Extracted records

______

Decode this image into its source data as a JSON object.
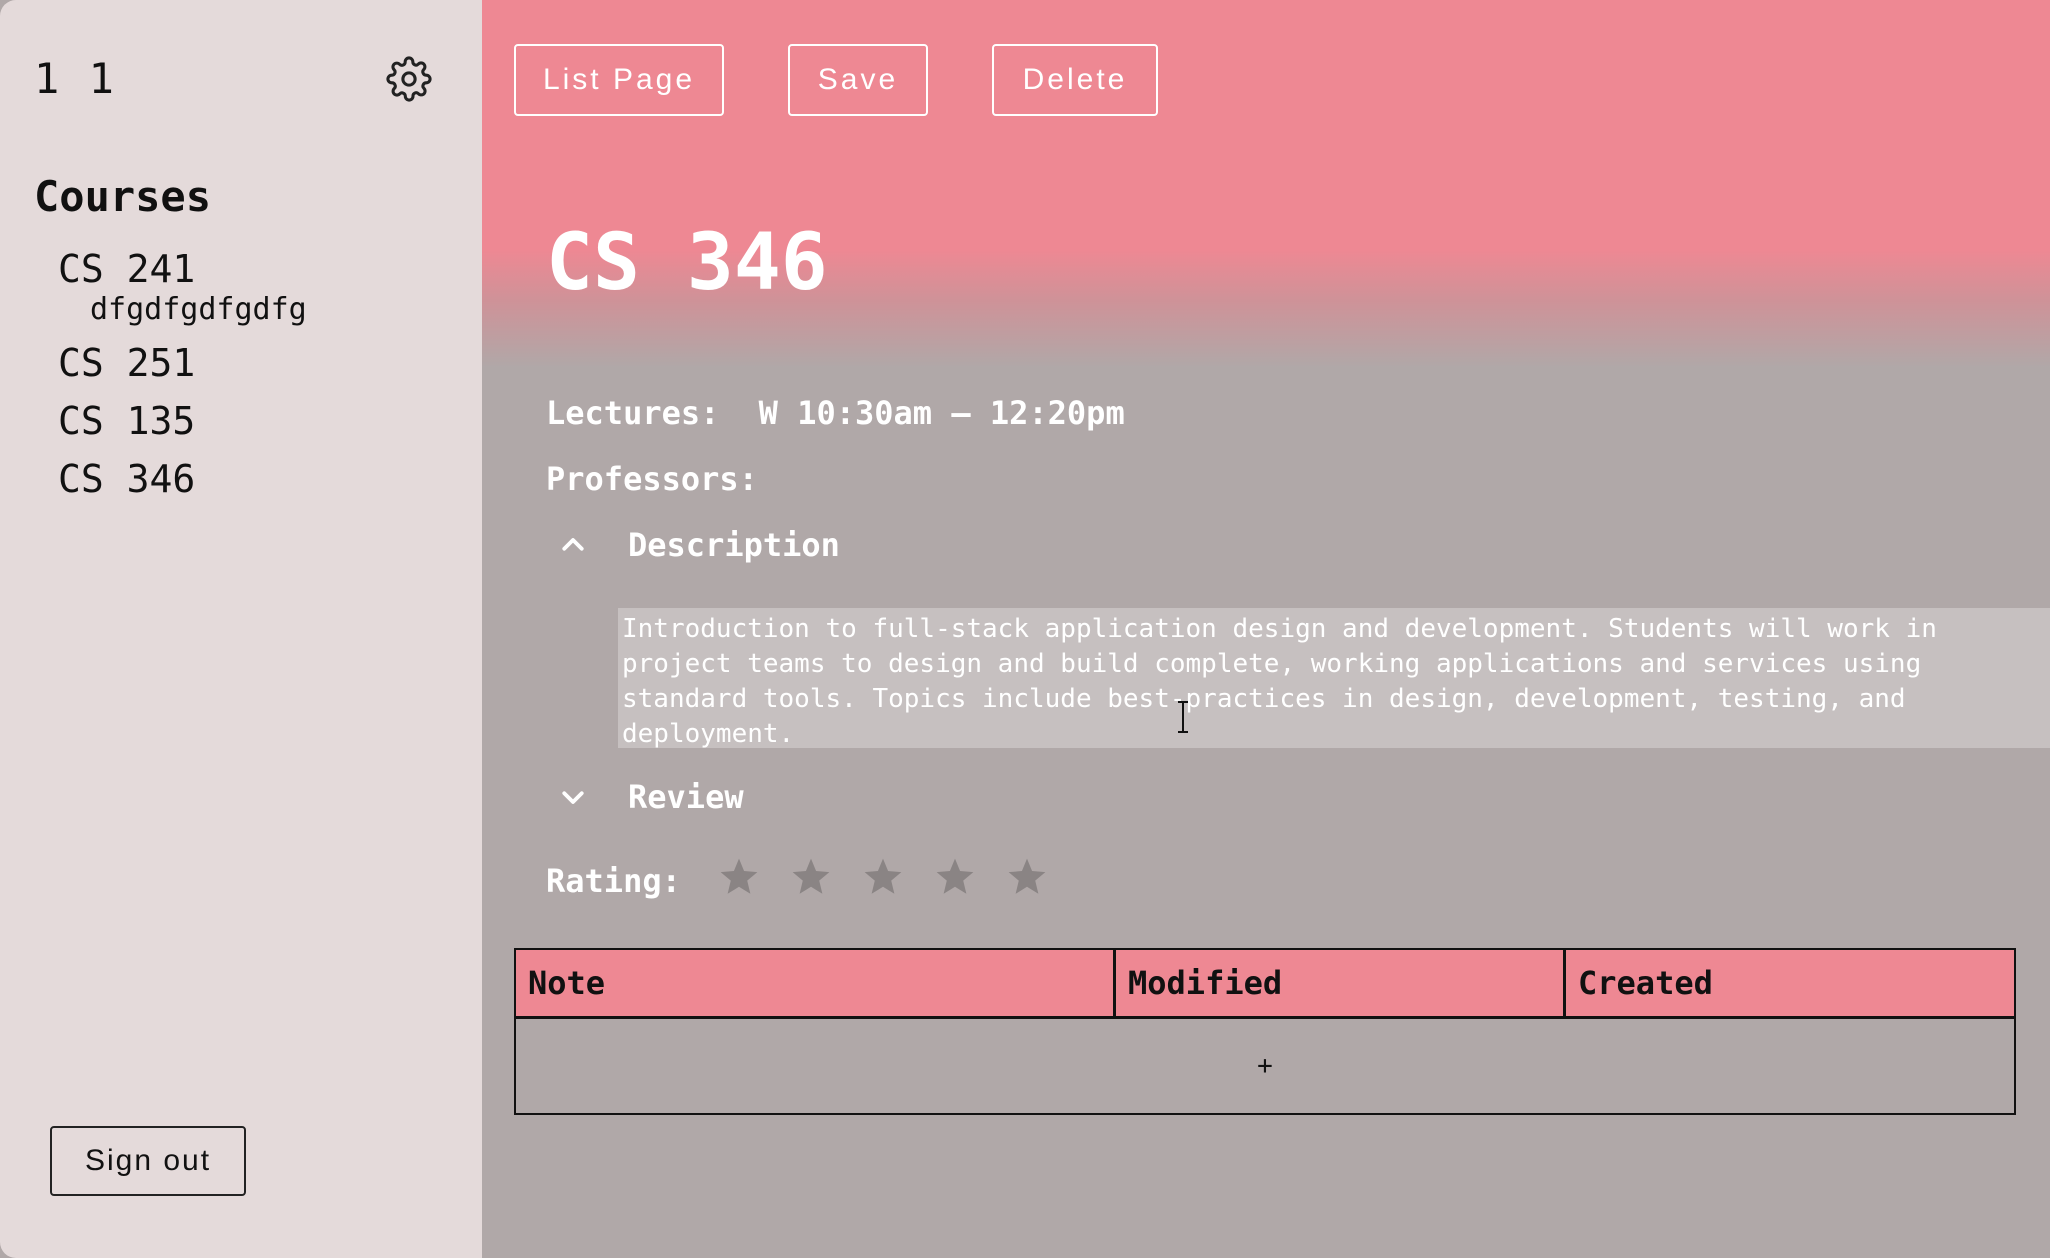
{
  "sidebar": {
    "user_name": "1 1",
    "settings_icon": "gear-icon",
    "courses_heading": "Courses",
    "courses": [
      {
        "label": "CS 241",
        "sub": "dfgdfgdfgdfg"
      },
      {
        "label": "CS 251"
      },
      {
        "label": "CS 135"
      },
      {
        "label": "CS 346"
      }
    ],
    "sign_out_label": "Sign out"
  },
  "toolbar": {
    "list_page_label": "List Page",
    "save_label": "Save",
    "delete_label": "Delete"
  },
  "course": {
    "title": "CS 346",
    "lectures_label": "Lectures:",
    "lectures_value": "W 10:30am – 12:20pm",
    "professors_label": "Professors:",
    "description_label": "Description",
    "description_text": "Introduction to full-stack application design and development. Students will work in\nproject teams to design and build complete, working applications and services using\nstandard tools. Topics include best-practices in design, development, testing, and\ndeployment.",
    "review_label": "Review",
    "rating_label": "Rating:",
    "rating_value": 0,
    "rating_max": 5
  },
  "notes_table": {
    "columns": [
      "Note",
      "Modified",
      "Created"
    ],
    "add_label": "+"
  },
  "colors": {
    "accent": "#ee8893",
    "sidebar_bg": "#e4dada",
    "main_bg": "#b0a8a8",
    "star_empty": "#8a8484"
  }
}
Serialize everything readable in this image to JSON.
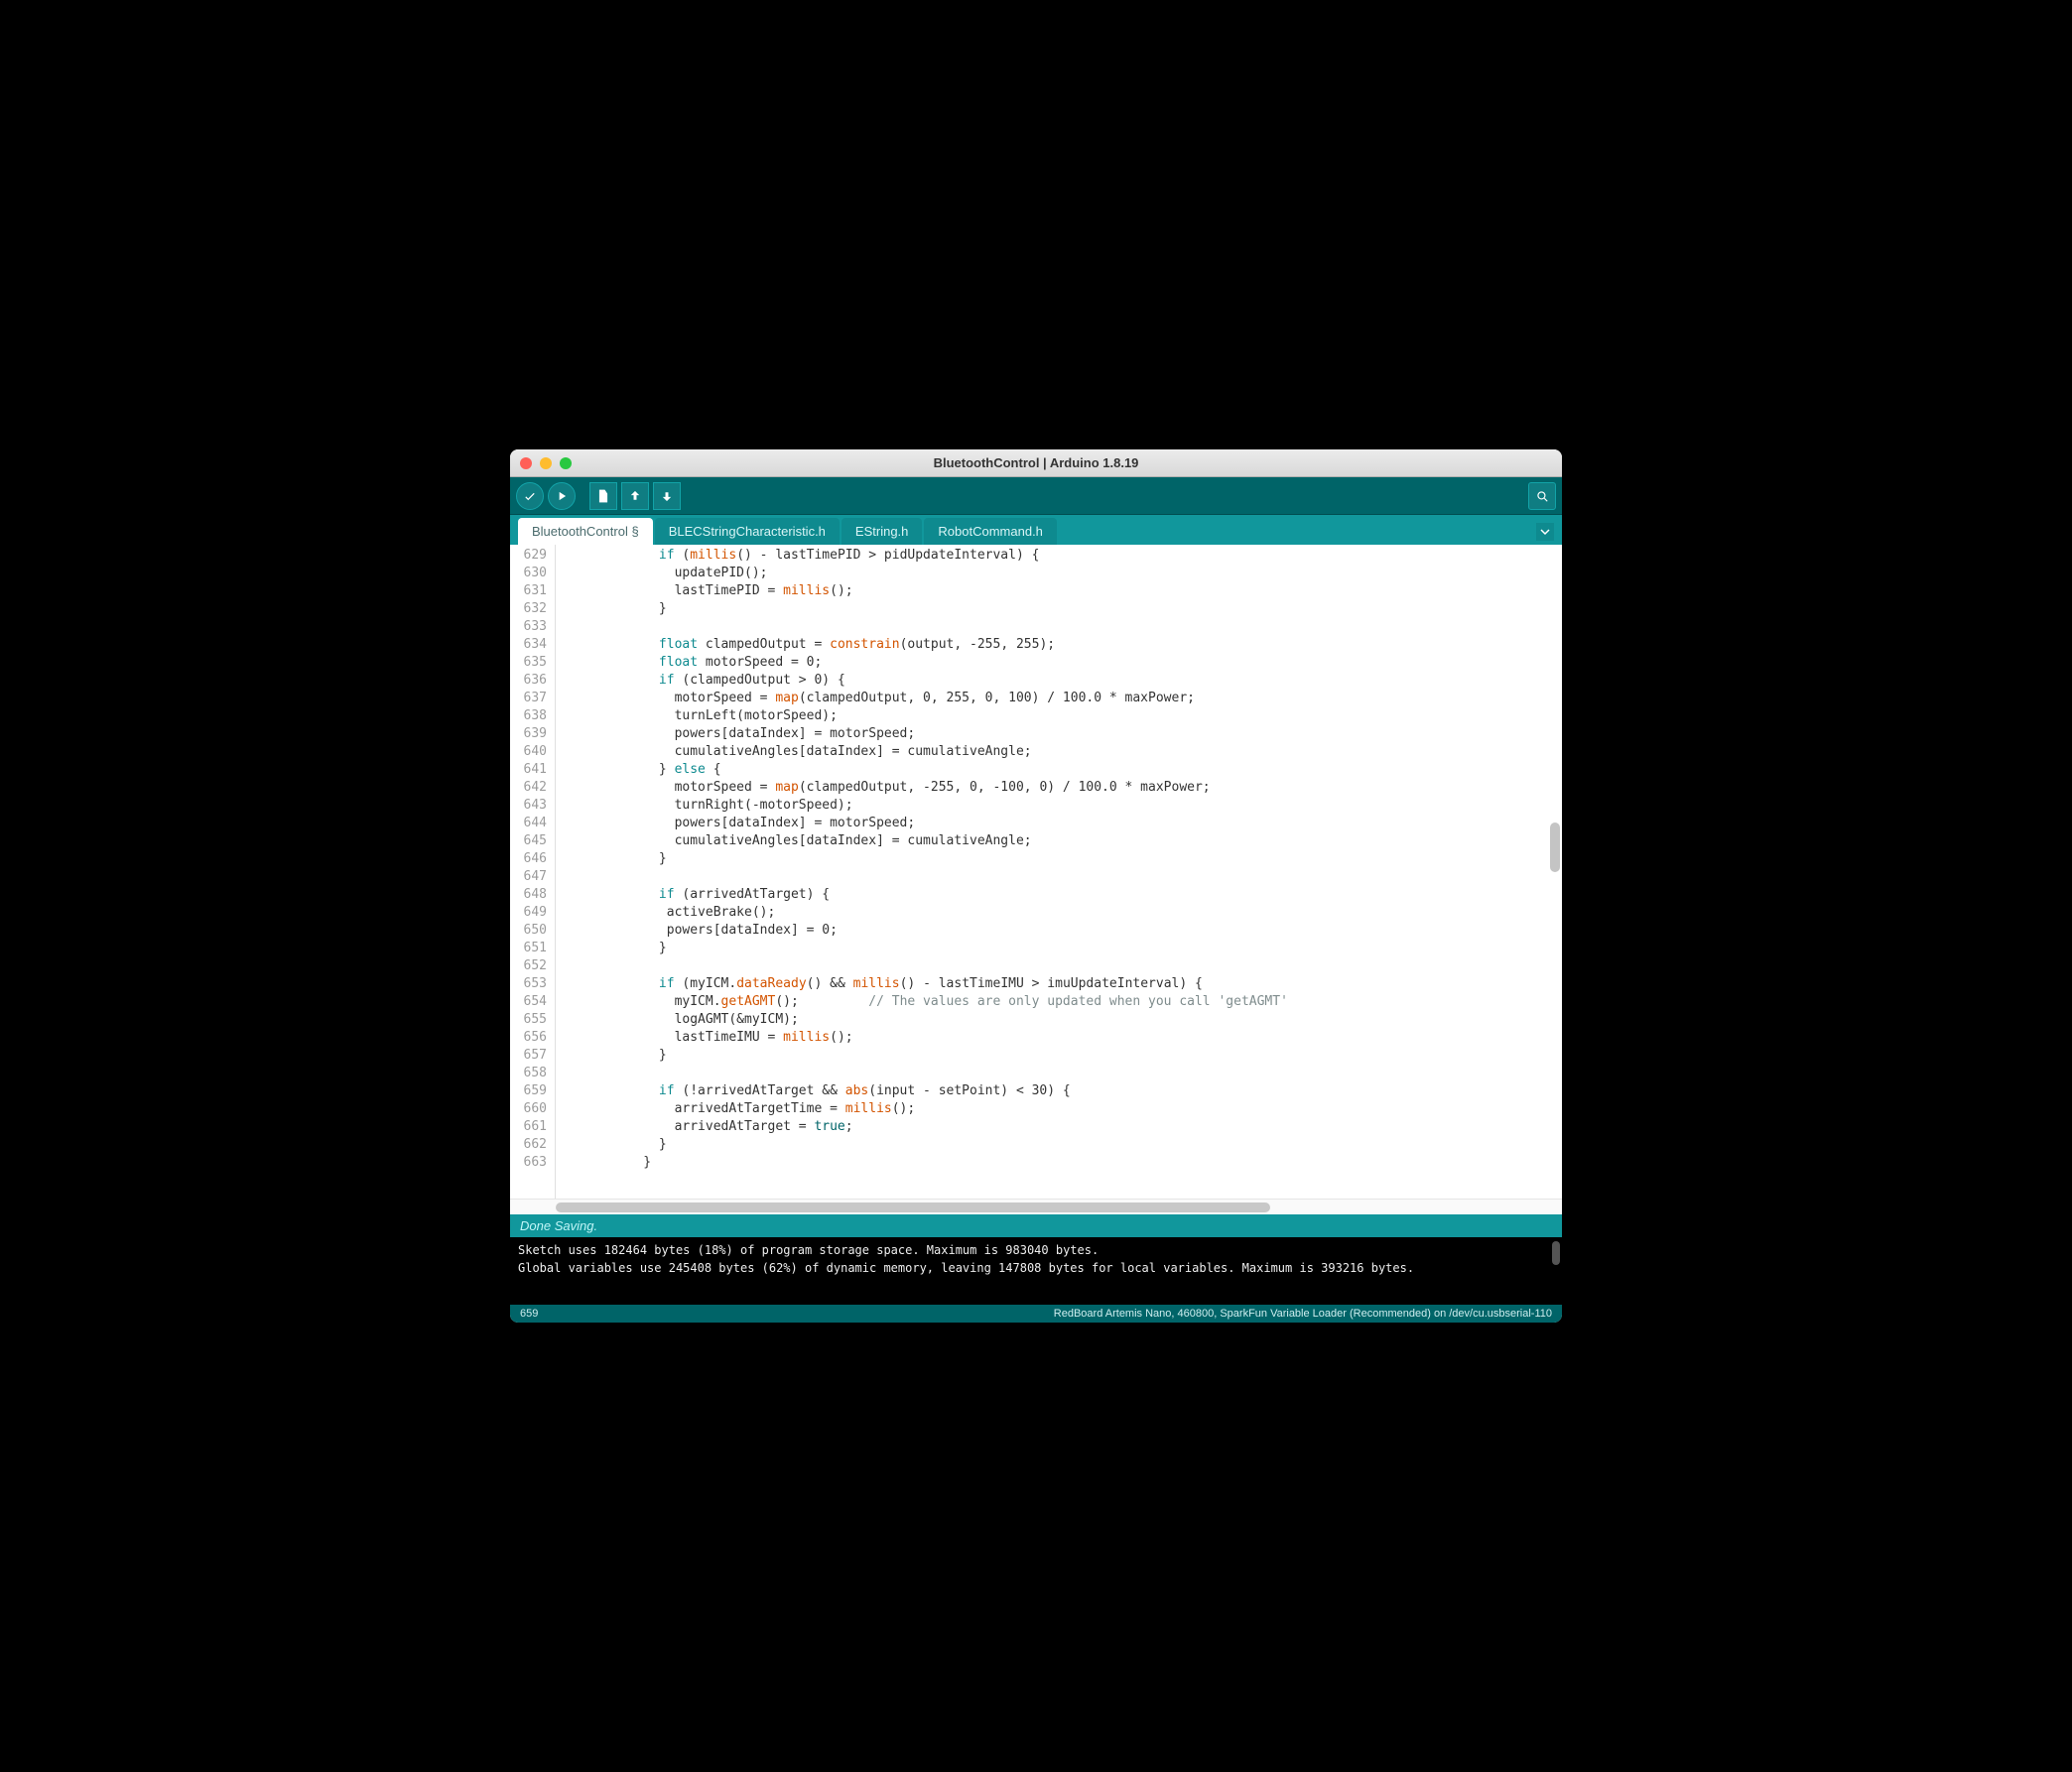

______

What you will do
Give the data above again in full and unchanged, skipping the pictures.

The completed task
Decode this image into its source data as a JSON object.
{
  "sidebar": {
    "user_name": "1 1",
    "settings_icon": "gear-icon",
    "courses_heading": "Courses",
    "courses": [
      {
        "label": "CS 241",
        "sub": "dfgdfgdfgdfg"
      },
      {
        "label": "CS 251"
      },
      {
        "label": "CS 135"
      },
      {
        "label": "CS 346"
      }
    ],
    "sign_out_label": "Sign out"
  },
  "toolbar": {
    "list_page_label": "List Page",
    "save_label": "Save",
    "delete_label": "Delete"
  },
  "course": {
    "title": "CS 346",
    "lectures_label": "Lectures:",
    "lectures_value": "W 10:30am – 12:20pm",
    "professors_label": "Professors:",
    "description_label": "Description",
    "description_text": "Introduction to full-stack application design and development. Students will work in\nproject teams to design and build complete, working applications and services using\nstandard tools. Topics include best-practices in design, development, testing, and\ndeployment.",
    "review_label": "Review",
    "rating_label": "Rating:",
    "rating_value": 0,
    "rating_max": 5
  },
  "notes_table": {
    "columns": [
      "Note",
      "Modified",
      "Created"
    ],
    "add_label": "+"
  },
  "colors": {
    "accent": "#ee8893",
    "sidebar_bg": "#e4dada",
    "main_bg": "#b0a8a8",
    "star_empty": "#8a8484"
  }
}
Serialize everything readable in this image to JSON.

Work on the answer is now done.